## [WHAT YOU NEED TO DO]
Locate the word "name" in the data below, then copy every line that holds it.

** start of DATA EXCERPTS **

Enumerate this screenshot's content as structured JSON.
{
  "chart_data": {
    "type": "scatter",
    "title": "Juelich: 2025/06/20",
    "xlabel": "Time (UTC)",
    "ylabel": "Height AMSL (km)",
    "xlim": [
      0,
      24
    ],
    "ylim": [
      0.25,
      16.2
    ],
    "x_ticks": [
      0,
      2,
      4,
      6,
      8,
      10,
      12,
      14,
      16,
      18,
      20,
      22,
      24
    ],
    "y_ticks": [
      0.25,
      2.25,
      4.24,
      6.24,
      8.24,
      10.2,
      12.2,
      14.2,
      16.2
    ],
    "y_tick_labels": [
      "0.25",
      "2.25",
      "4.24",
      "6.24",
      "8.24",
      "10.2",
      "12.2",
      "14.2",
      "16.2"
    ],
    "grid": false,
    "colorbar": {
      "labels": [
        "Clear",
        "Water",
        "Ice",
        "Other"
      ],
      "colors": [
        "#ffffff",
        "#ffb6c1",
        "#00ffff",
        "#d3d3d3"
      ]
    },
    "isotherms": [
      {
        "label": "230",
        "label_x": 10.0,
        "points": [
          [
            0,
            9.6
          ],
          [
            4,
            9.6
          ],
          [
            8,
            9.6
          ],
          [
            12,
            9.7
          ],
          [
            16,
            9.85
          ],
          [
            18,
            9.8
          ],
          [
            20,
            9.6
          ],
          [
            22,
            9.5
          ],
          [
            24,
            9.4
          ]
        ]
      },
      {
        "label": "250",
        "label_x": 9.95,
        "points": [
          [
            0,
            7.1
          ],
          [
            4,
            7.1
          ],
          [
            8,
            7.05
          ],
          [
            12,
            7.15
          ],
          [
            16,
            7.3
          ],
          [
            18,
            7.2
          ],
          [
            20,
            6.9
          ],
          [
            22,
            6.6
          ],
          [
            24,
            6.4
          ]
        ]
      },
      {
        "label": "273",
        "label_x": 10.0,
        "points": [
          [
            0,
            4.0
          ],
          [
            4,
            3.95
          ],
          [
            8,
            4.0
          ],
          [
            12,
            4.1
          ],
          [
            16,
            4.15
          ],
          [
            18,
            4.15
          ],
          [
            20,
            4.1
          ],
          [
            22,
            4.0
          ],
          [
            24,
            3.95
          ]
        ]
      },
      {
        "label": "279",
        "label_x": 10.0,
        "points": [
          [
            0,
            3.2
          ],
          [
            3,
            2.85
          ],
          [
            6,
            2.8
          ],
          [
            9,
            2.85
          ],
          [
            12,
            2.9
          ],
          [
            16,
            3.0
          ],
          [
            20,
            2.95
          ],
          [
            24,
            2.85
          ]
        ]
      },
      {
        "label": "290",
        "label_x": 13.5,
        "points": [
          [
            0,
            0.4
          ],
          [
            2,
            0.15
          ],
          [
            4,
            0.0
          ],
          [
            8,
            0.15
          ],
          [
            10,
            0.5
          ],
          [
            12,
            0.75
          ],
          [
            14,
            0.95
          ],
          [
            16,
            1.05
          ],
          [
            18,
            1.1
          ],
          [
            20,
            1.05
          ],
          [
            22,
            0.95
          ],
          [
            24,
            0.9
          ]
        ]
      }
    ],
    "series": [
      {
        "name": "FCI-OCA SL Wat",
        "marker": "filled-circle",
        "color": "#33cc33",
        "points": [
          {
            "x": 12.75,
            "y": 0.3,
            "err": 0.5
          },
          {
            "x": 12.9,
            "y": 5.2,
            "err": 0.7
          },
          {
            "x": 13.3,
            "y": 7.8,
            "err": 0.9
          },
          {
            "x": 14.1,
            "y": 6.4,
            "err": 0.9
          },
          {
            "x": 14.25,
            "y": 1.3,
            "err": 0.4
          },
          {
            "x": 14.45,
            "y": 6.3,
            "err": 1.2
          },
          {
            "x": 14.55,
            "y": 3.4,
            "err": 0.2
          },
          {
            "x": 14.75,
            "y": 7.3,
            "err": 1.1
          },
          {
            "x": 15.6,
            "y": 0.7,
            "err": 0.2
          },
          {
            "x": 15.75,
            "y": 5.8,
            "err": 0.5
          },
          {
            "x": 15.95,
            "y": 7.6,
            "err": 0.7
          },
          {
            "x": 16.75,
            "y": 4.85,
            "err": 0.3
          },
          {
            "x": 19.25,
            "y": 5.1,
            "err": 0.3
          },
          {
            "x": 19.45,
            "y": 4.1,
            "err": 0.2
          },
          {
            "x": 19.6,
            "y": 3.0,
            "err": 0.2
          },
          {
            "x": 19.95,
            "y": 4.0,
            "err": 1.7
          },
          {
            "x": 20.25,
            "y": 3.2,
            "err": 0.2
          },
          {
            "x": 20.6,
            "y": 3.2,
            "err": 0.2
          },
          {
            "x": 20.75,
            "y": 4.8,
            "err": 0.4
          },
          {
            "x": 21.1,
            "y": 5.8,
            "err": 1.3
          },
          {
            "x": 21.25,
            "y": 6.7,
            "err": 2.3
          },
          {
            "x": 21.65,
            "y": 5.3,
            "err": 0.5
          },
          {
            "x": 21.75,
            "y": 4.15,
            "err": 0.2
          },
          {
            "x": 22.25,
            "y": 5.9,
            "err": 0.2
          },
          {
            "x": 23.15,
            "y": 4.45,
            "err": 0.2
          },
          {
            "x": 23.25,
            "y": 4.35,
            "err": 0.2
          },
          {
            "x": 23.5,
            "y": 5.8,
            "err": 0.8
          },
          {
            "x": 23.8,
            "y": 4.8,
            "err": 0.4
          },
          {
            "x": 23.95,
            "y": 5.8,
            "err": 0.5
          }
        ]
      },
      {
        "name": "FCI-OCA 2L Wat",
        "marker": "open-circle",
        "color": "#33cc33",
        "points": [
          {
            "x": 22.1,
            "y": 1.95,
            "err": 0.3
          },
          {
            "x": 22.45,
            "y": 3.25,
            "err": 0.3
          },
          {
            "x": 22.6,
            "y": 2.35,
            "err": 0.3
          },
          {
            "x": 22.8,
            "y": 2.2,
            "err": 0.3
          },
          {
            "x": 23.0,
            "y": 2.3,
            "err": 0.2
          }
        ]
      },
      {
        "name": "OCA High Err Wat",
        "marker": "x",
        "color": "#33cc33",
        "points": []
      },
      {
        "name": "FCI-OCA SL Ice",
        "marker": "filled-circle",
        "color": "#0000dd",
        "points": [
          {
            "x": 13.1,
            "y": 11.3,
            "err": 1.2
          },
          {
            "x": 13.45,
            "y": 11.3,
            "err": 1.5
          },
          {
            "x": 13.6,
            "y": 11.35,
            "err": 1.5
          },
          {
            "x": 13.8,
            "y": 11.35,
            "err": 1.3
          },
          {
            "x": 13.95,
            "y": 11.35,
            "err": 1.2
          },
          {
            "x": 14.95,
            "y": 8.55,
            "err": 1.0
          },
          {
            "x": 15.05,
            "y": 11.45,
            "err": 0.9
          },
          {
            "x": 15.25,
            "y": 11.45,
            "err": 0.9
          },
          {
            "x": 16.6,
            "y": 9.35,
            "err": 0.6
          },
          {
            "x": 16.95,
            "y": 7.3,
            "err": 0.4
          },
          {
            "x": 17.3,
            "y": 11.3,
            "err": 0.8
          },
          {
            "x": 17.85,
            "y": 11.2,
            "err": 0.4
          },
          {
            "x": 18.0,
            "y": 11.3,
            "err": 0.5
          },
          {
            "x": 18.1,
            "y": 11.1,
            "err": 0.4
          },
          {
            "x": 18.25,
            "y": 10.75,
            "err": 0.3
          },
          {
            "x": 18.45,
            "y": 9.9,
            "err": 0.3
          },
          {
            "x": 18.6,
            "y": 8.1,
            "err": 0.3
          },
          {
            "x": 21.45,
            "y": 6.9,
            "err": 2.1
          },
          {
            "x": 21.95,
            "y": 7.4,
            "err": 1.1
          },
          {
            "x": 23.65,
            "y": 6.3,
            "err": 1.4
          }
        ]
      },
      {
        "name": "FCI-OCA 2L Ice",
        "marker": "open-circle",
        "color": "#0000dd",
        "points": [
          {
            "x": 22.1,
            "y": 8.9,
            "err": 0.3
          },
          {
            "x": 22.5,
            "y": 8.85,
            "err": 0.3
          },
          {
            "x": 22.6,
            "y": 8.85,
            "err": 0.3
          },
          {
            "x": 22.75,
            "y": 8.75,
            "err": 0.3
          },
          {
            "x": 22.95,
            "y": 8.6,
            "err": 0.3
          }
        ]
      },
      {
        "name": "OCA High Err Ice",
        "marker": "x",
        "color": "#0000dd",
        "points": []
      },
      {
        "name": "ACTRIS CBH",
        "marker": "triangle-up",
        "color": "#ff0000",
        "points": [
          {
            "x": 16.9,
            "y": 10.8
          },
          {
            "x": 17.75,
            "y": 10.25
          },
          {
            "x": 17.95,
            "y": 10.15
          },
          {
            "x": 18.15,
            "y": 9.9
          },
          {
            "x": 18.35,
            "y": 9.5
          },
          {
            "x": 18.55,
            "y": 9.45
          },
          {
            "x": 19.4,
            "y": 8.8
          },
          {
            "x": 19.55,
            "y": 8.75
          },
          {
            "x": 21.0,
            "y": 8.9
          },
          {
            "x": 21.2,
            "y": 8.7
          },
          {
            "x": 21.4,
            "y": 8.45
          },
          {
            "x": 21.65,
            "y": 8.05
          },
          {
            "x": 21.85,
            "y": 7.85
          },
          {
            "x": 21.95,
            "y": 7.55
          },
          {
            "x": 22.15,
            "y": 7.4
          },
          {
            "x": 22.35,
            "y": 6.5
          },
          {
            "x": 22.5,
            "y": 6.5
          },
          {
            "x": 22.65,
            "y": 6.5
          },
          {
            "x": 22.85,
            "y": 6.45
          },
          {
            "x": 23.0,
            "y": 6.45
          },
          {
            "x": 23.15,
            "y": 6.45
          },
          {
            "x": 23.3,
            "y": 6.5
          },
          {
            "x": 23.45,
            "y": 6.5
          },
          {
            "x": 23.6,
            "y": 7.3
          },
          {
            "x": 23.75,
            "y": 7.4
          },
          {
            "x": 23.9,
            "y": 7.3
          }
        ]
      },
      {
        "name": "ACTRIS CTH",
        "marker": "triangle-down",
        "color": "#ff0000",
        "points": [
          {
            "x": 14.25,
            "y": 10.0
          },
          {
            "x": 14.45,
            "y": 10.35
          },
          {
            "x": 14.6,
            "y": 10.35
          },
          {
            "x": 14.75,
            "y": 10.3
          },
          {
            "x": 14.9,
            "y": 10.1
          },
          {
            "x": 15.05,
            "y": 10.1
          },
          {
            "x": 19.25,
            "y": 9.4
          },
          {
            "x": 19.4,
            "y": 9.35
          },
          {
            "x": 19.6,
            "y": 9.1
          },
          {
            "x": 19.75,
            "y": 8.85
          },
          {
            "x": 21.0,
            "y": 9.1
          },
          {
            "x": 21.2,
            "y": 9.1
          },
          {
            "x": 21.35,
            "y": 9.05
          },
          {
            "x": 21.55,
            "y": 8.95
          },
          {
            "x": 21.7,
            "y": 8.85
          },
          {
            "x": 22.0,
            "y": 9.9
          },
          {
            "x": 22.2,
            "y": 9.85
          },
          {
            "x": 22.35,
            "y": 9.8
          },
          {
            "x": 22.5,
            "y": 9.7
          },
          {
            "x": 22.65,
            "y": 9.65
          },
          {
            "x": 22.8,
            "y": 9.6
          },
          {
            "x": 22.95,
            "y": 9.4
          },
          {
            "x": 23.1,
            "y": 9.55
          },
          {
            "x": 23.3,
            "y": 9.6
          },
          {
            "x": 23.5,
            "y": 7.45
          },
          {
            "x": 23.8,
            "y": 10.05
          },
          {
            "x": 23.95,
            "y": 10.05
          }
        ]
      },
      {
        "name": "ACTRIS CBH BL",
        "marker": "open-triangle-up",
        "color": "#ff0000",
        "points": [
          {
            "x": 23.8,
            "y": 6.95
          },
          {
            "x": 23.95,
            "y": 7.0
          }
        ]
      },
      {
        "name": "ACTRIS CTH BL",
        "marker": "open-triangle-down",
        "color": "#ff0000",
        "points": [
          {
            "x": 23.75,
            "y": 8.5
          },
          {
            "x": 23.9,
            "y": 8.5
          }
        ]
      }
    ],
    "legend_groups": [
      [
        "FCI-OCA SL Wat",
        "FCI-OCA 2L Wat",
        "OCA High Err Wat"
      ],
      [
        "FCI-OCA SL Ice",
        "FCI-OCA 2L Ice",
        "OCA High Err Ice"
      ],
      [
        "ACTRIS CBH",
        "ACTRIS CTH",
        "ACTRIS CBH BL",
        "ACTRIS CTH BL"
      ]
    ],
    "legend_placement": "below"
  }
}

** end of DATA EXCERPTS **

## [EXPECTED OUTPUT]
        "name": "FCI-OCA SL Wat",
        "name": "FCI-OCA 2L Wat",
        "name": "OCA High Err Wat",
        "name": "FCI-OCA SL Ice",
        "name": "FCI-OCA 2L Ice",
        "name": "OCA High Err Ice",
        "name": "ACTRIS CBH",
        "name": "ACTRIS CTH",
        "name": "ACTRIS CBH BL",
        "name": "ACTRIS CTH BL",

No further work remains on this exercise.